------ INPUT DATA

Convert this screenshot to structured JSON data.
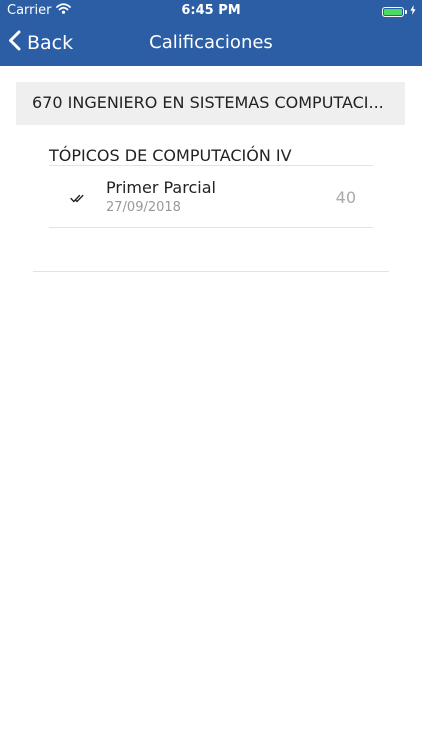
{
  "status_bar": {
    "carrier": "Carrier",
    "time": "6:45 PM",
    "wifi_icon": "wifi-icon",
    "battery_icon": "battery-icon",
    "charging_icon": "charging-bolt-icon",
    "battery_level": 1.0,
    "battery_color": "#4cd964"
  },
  "nav": {
    "back_label": "Back",
    "back_icon": "chevron-left-icon",
    "title": "Calificaciones",
    "background_color": "#2c5ea6"
  },
  "career": {
    "name": "670 INGENIERO EN SISTEMAS COMPUTACI..."
  },
  "subjects": [
    {
      "name": "TÓPICOS DE COMPUTACIÓN IV",
      "evaluations": [
        {
          "status_icon": "double-check-icon",
          "name": "Primer Parcial",
          "date": "27/09/2018",
          "score": "40"
        }
      ]
    }
  ]
}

------------

PROBLEM STATEMENT> Take every line from the records above that has the word "name" and copy it.

EXERCISE RESULT>
    "name": "670 INGENIERO EN SISTEMAS COMPUTACI..."
      "name": "TÓPICOS DE COMPUTACIÓN IV",
          "name": "Primer Parcial",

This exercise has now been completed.